▶ Exercise objective: Repeat the records below exactly.

▶ Given records:
+-------+

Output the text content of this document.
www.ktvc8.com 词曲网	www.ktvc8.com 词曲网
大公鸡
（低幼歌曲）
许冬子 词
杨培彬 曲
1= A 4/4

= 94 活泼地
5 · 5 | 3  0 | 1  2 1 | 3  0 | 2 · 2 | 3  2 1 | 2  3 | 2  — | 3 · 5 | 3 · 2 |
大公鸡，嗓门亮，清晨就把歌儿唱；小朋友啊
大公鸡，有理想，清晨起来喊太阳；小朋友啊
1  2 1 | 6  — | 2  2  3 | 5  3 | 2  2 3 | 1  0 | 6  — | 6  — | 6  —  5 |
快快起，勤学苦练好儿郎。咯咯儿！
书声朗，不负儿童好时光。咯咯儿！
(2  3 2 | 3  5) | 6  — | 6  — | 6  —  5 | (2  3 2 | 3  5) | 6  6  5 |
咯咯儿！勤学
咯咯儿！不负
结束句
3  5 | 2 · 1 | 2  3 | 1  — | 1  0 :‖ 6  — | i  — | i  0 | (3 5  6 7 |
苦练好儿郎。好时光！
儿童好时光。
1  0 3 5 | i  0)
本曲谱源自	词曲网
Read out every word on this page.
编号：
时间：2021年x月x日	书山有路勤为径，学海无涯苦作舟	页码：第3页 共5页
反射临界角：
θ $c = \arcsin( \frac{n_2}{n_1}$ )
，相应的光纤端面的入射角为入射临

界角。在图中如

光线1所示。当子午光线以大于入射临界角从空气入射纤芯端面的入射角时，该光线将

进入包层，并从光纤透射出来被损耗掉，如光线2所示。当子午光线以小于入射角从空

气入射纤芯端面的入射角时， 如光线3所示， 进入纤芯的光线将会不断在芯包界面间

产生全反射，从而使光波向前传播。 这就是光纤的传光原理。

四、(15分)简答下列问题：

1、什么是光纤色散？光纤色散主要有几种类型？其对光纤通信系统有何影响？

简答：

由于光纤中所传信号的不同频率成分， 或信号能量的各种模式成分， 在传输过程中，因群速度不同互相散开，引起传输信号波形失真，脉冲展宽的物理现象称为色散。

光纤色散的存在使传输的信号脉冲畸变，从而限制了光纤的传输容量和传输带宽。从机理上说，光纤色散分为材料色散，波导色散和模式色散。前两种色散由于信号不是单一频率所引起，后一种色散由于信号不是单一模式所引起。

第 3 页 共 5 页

+-------+

▶ Task output:
Output the text content of this document.
www.ktvc8.com 词曲网	www.ktvc8.com 词曲网
大公鸡
（低幼歌曲）
许冬子 词
杨培彬 曲
1= A 4/4

= 94 活泼地
5 · 5 | 3  0 | 1  2 1 | 3  0 | 2 · 2 | 3  2 1 | 2  3 | 2  — | 3 · 5 | 3 · 2 |
大公鸡，嗓门亮，清晨就把歌儿唱；小朋友啊
大公鸡，有理想，清晨起来喊太阳；小朋友啊
1  2 1 | 6  — | 2  2  3 | 5  3 | 2  2 3 | 1  0 | 6  — | 6  — | 6  —  5 |
快快起，勤学苦练好儿郎。咯咯儿！
书声朗，不负儿童好时光。咯咯儿！
(2  3 2 | 3  5) | 6  — | 6  — | 6  —  5 | (2  3 2 | 3  5) | 6  6  5 |
咯咯儿！勤学
咯咯儿！不负
结束句
3  5 | 2 · 1 | 2  3 | 1  — | 1  0 :‖ 6  — | i  — | i  0 | (3 5  6 7 |
苦练好儿郎。好时光！
儿童好时光。
1  0 3 5 | i  0)
本曲谱源自	词曲网
Read out every word on this page.
编号：
时间：2021年x月x日	书山有路勤为径，学海无涯苦作舟	页码：第3页 共5页
反射临界角：
θ $c = \arcsin( \frac{n_2}{n_1}$ )
，相应的光纤端面的入射角为入射临

界角。在图中如

光线1所示。当子午光线以大于入射临界角从空气入射纤芯端面的入射角时，该光线将

进入包层，并从光纤透射出来被损耗掉，如光线2所示。当子午光线以小于入射角从空

气入射纤芯端面的入射角时， 如光线3所示， 进入纤芯的光线将会不断在芯包界面间

产生全反射，从而使光波向前传播。 这就是光纤的传光原理。

四、(15分)简答下列问题：

1、什么是光纤色散？光纤色散主要有几种类型？其对光纤通信系统有何影响？

简答：

由于光纤中所传信号的不同频率成分， 或信号能量的各种模式成分， 在传输过程中，因群速度不同互相散开，引起传输信号波形失真，脉冲展宽的物理现象称为色散。

光纤色散的存在使传输的信号脉冲畸变，从而限制了光纤的传输容量和传输带宽。从机理上说，光纤色散分为材料色散，波导色散和模式色散。前两种色散由于信号不是单一频率所引起，后一种色散由于信号不是单一模式所引起。

第 3 页 共 5 页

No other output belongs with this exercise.